= Items =
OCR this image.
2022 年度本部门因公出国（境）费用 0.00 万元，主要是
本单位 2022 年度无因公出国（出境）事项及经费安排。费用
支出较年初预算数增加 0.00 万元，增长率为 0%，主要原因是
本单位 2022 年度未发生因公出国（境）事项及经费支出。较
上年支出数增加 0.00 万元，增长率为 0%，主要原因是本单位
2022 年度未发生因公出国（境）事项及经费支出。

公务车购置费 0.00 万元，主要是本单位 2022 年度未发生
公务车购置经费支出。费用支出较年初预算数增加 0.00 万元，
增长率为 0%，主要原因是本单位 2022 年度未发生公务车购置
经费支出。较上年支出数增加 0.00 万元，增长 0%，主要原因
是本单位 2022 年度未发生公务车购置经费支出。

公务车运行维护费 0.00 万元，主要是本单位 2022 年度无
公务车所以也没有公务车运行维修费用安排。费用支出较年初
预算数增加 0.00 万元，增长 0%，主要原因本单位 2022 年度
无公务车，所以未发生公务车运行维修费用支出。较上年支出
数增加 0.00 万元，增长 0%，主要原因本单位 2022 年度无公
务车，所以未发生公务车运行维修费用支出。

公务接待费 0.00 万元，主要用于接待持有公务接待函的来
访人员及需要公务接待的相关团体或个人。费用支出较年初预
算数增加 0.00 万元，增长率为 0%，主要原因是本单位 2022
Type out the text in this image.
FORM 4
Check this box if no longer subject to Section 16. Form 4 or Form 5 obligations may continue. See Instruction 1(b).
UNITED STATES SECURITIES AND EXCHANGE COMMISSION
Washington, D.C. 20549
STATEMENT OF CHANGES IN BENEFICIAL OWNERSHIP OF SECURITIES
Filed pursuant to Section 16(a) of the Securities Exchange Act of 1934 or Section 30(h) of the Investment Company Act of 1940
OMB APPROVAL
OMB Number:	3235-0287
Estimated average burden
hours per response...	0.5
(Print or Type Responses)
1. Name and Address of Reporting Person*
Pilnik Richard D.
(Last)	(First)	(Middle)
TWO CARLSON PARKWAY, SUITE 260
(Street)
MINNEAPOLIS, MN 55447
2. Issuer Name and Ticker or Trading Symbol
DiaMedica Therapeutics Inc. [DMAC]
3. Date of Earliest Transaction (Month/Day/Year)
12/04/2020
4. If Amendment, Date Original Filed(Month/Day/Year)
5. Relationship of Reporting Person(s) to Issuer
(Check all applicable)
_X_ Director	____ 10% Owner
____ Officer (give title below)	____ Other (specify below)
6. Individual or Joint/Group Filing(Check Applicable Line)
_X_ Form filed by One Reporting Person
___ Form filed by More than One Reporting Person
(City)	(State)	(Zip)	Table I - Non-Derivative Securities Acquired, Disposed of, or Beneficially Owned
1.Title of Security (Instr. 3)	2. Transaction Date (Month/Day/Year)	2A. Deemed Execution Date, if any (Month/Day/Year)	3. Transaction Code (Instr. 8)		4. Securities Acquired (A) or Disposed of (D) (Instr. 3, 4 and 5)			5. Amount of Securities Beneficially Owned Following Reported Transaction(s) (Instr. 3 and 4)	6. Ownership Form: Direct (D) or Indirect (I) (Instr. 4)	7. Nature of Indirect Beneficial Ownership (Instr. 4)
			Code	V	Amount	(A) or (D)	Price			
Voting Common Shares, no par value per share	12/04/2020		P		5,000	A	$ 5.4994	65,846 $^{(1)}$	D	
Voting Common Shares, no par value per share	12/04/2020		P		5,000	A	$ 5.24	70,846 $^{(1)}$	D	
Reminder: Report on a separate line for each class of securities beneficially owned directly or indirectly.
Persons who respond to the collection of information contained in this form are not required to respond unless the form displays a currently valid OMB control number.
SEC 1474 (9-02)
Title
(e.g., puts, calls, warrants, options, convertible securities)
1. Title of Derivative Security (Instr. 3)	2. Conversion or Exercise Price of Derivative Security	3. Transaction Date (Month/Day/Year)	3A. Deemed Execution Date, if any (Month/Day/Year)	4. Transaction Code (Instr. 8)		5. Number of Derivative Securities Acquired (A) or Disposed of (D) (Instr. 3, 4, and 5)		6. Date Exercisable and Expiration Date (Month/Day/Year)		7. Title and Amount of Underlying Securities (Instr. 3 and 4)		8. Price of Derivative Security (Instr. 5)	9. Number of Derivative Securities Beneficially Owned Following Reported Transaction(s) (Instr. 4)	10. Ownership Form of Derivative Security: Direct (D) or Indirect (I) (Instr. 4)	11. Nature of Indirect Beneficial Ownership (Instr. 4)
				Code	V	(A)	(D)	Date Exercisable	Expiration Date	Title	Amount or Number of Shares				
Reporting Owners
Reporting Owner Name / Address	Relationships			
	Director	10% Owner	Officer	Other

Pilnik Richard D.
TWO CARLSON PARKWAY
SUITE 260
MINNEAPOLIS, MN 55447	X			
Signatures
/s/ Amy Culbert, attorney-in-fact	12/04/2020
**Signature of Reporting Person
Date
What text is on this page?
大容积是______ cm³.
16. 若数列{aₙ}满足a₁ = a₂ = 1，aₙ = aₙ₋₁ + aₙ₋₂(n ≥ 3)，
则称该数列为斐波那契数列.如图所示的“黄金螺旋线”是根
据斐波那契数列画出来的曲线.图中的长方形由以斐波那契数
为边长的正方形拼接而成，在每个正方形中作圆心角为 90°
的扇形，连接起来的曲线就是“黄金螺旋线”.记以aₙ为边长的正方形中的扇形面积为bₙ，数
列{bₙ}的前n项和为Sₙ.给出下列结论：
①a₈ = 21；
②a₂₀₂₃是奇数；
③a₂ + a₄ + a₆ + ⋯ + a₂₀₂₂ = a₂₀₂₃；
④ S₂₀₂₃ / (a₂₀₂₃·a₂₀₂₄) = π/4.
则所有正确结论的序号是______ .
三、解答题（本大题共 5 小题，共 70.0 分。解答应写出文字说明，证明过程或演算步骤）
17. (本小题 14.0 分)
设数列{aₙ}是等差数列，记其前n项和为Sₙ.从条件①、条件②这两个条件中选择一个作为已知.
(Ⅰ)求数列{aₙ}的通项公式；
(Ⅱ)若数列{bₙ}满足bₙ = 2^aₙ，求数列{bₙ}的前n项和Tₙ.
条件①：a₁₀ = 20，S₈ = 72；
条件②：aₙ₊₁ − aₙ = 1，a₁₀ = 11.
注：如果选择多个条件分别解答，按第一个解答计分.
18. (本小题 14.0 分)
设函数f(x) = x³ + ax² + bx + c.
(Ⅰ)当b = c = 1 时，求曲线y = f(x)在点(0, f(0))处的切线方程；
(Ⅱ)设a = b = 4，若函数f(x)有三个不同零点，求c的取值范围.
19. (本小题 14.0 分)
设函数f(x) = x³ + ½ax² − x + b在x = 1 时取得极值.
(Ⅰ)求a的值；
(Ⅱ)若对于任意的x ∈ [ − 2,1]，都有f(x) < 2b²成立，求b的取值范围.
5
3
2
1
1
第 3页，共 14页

= Task directions =
Count the lines of the material that include the word "Reporting", then report only the total.

= Solution for this problem =
7